» TASK DETAILS
Search the data for the word "name" and copy every line where it occurs.

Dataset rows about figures
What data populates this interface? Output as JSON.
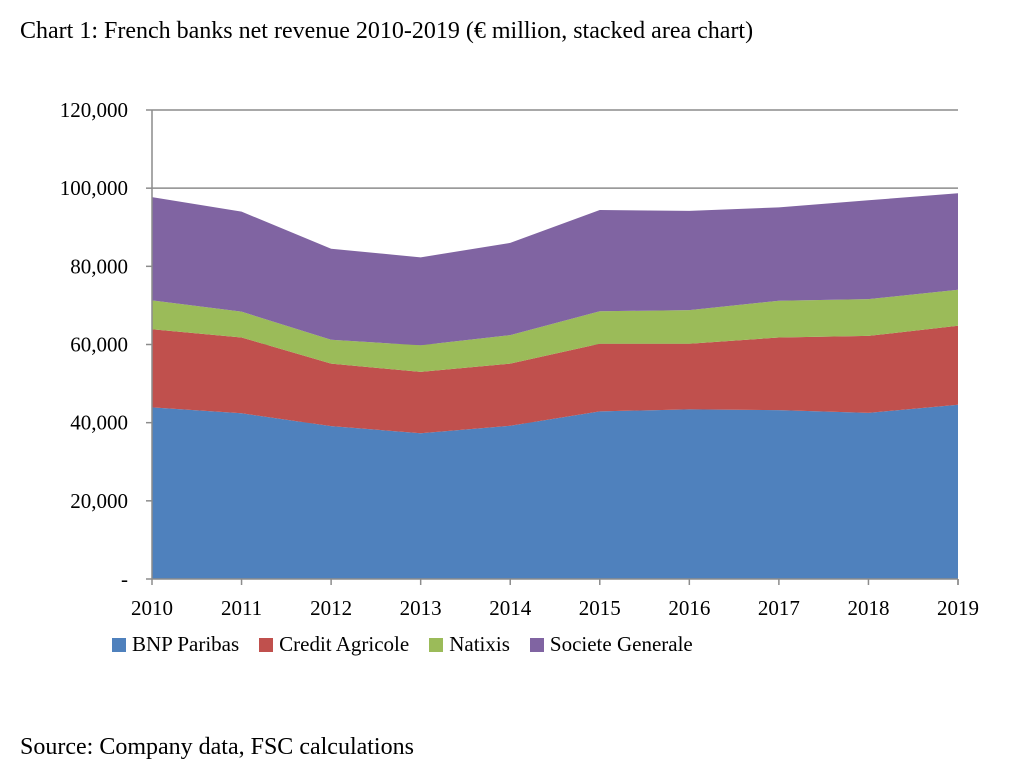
{
  "title": "Chart 1: French banks net revenue 2010-2019 (€ million, stacked area chart)",
  "source": "Source: Company data, FSC calculations",
  "chart_data": {
    "type": "area",
    "stacked": true,
    "x": [
      "2010",
      "2011",
      "2012",
      "2013",
      "2014",
      "2015",
      "2016",
      "2017",
      "2018",
      "2019"
    ],
    "ylim": [
      0,
      120000
    ],
    "yticks": [
      0,
      20000,
      40000,
      60000,
      80000,
      100000,
      120000
    ],
    "ytick_labels": [
      "-",
      "20,000",
      "40,000",
      "60,000",
      "80,000",
      "100,000",
      "120,000"
    ],
    "grid": true,
    "legend_position": "bottom",
    "series": [
      {
        "name": "BNP Paribas",
        "color": "#4F81BD",
        "values": [
          43900,
          42400,
          39100,
          37300,
          39200,
          42900,
          43400,
          43200,
          42500,
          44600
        ]
      },
      {
        "name": "Credit Agricole",
        "color": "#C0504D",
        "values": [
          20000,
          19400,
          16000,
          15700,
          15900,
          17300,
          16800,
          18600,
          19700,
          20200
        ]
      },
      {
        "name": "Natixis",
        "color": "#9BBB59",
        "values": [
          7400,
          6600,
          6100,
          6800,
          7300,
          8300,
          8600,
          9400,
          9400,
          9200
        ]
      },
      {
        "name": "Societe Generale",
        "color": "#8064A2",
        "values": [
          26400,
          25600,
          23300,
          22500,
          23600,
          25900,
          25400,
          23900,
          25300,
          24700
        ]
      }
    ]
  }
}
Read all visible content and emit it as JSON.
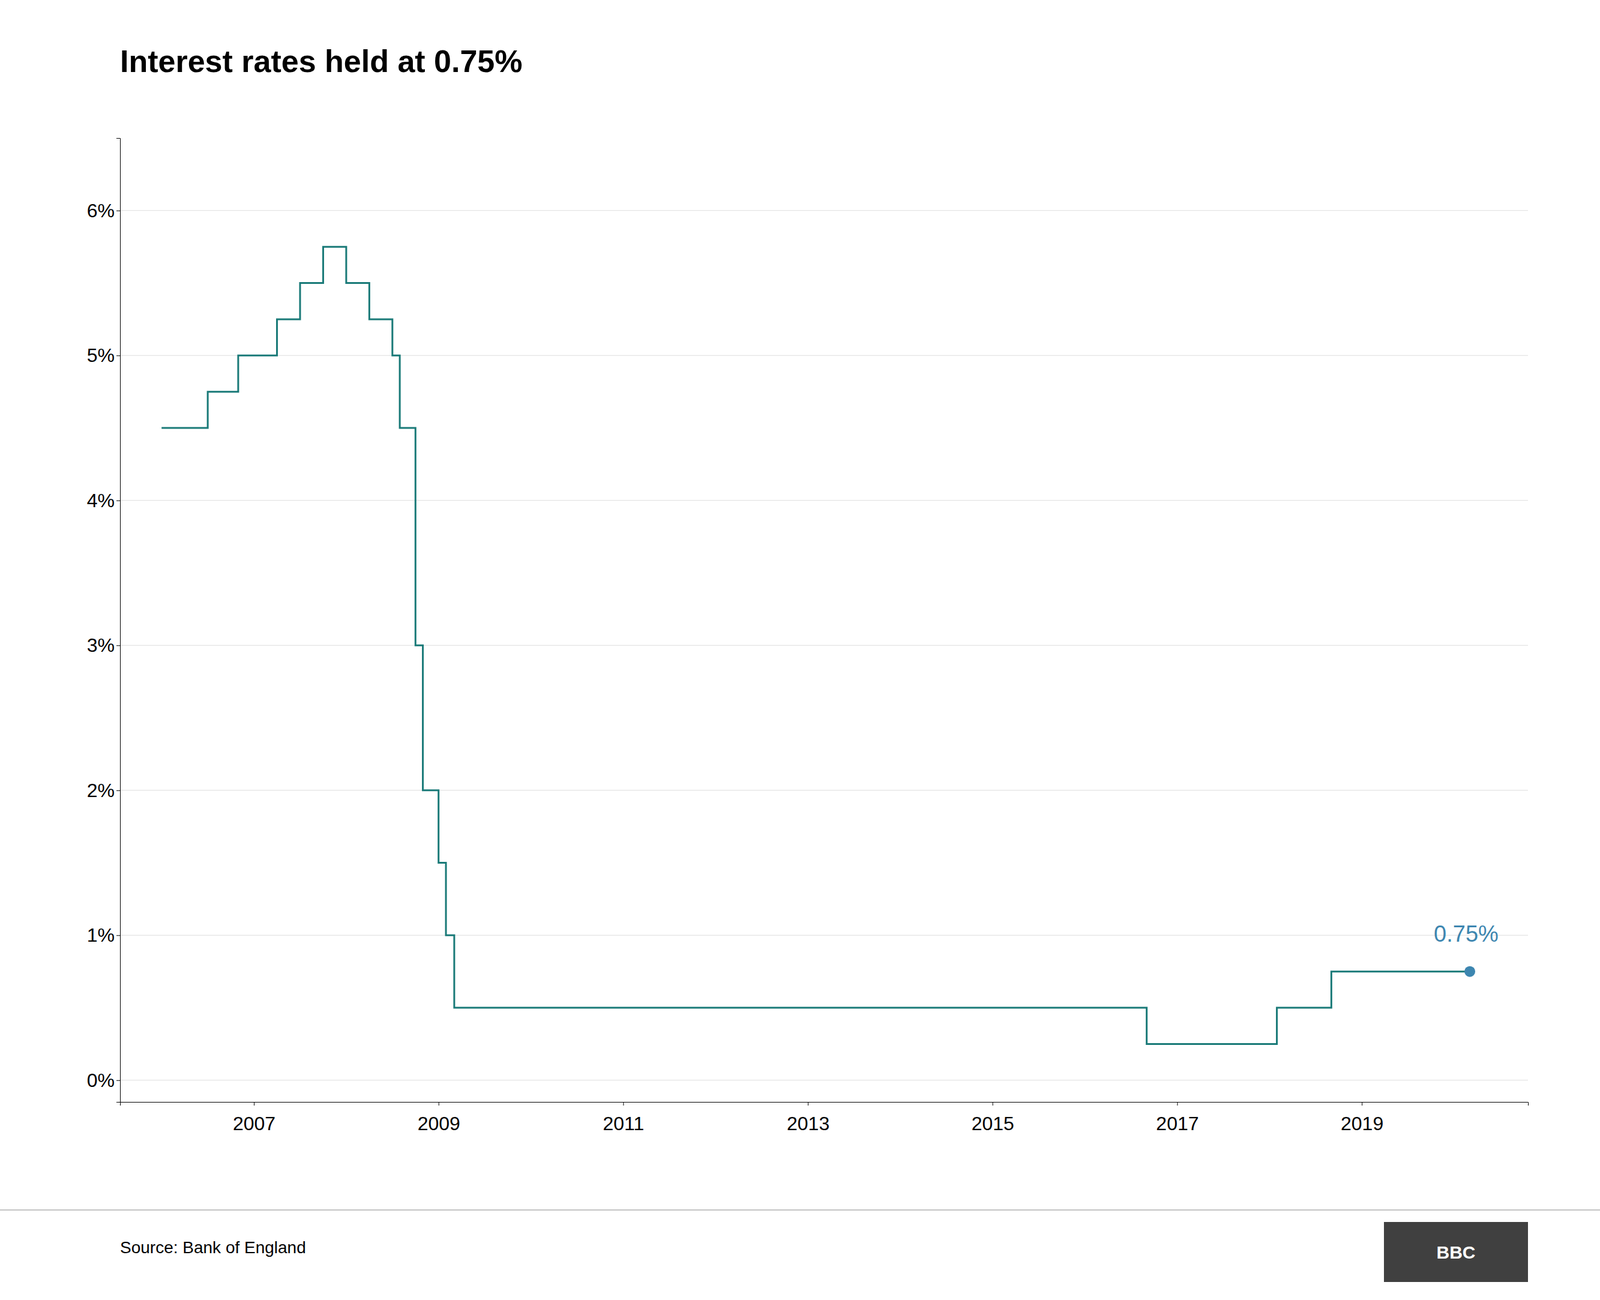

» SOLVED EXERCISE
        "name": "BNP Paribas",
        "name": "Credit Agricole",
        "name": "Natixis",
        "name": "Societe Generale",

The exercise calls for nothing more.